**Exercise details**
Report how many lines below contain the word "this". Give only the number.

**Material**
===
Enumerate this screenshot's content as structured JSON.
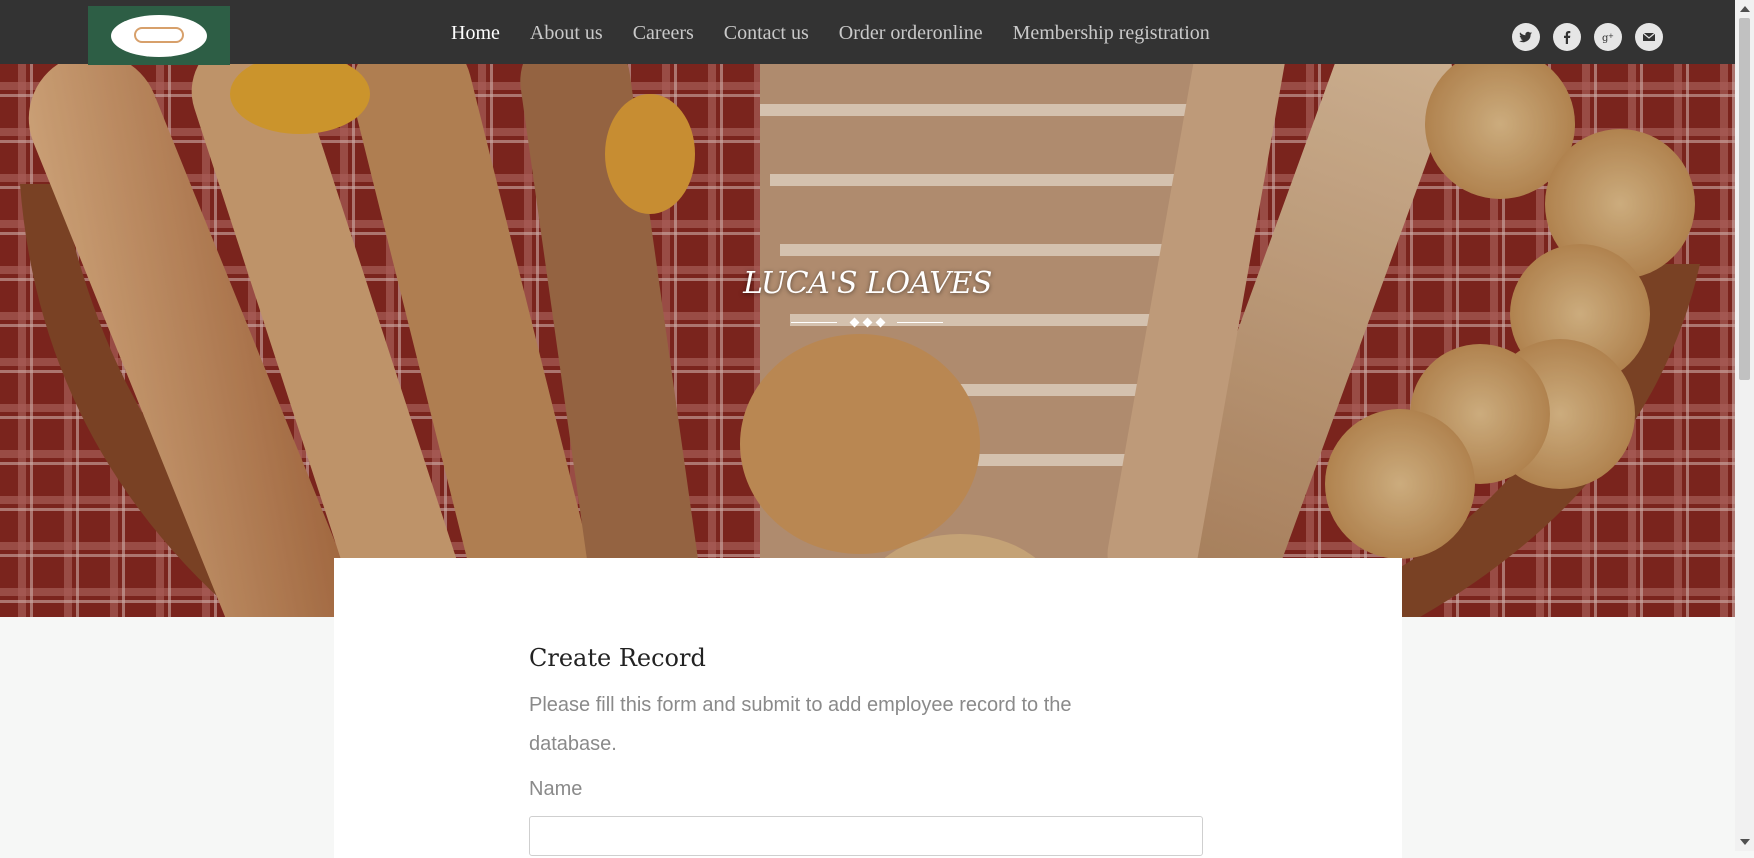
===
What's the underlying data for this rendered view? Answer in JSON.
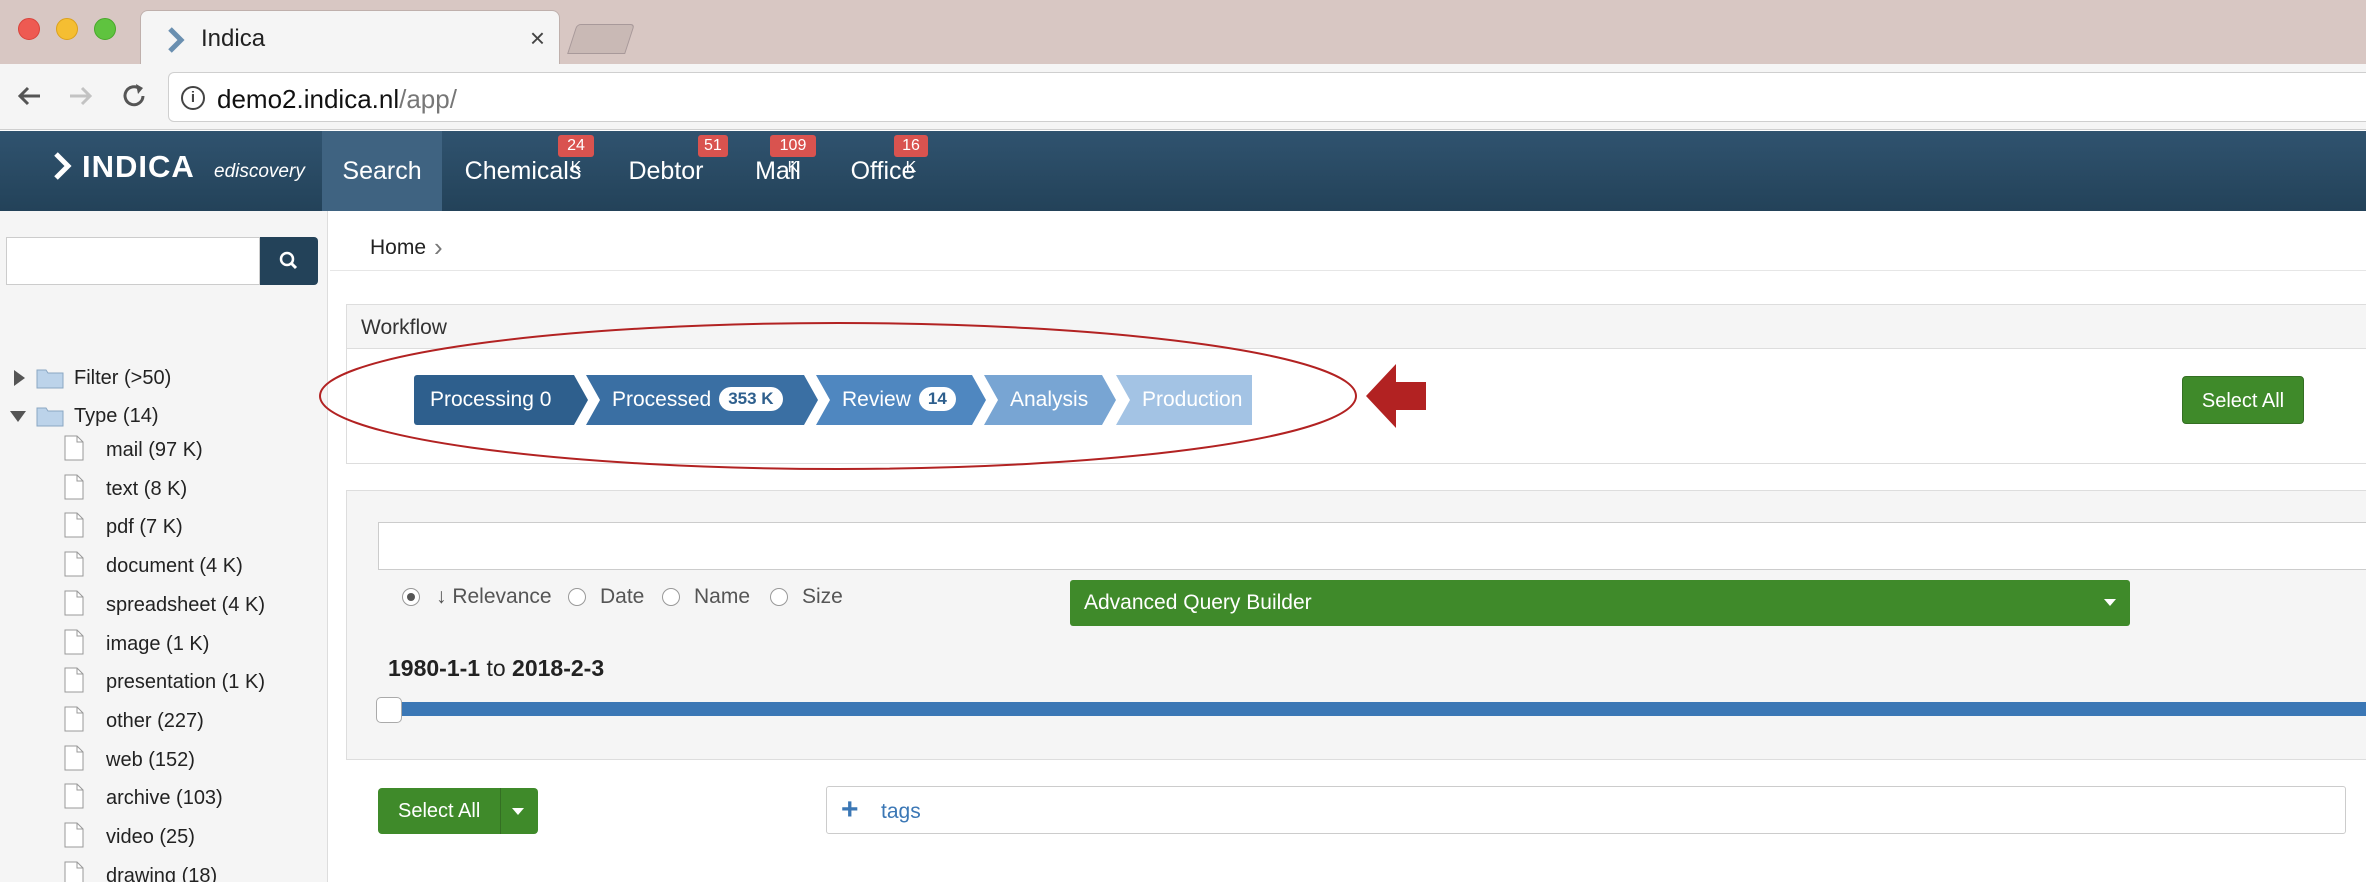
===
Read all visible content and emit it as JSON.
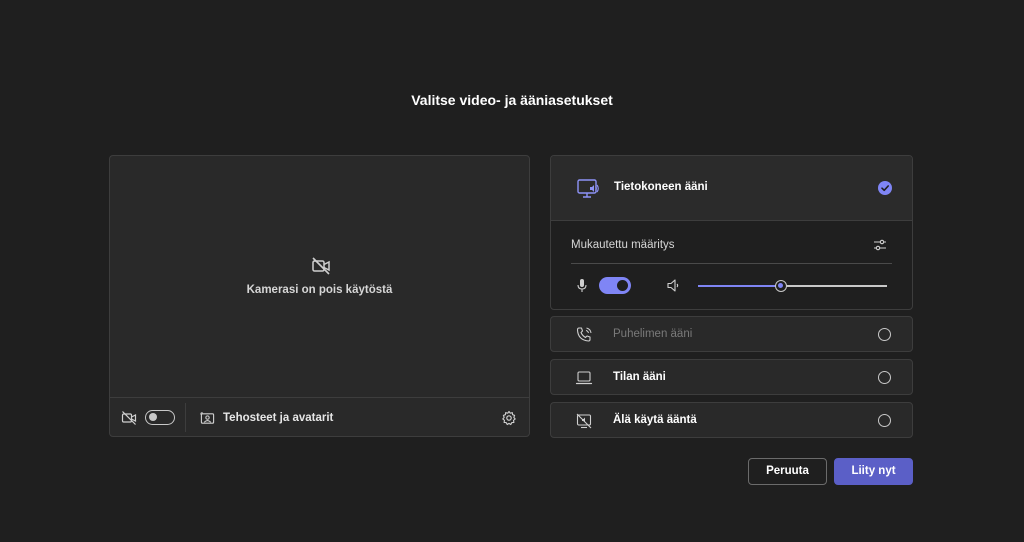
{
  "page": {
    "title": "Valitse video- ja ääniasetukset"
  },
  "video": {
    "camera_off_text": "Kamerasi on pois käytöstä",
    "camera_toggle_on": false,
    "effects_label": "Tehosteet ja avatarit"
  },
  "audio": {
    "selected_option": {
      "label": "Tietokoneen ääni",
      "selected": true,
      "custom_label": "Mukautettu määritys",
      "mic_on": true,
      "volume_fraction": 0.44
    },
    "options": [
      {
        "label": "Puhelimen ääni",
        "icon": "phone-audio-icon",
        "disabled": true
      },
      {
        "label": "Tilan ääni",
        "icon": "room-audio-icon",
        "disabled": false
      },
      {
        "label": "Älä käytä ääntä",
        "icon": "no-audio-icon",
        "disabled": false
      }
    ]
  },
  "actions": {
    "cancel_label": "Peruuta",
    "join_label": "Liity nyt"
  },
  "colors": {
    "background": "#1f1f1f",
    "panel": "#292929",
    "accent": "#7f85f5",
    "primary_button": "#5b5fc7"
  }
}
===
**Response**
2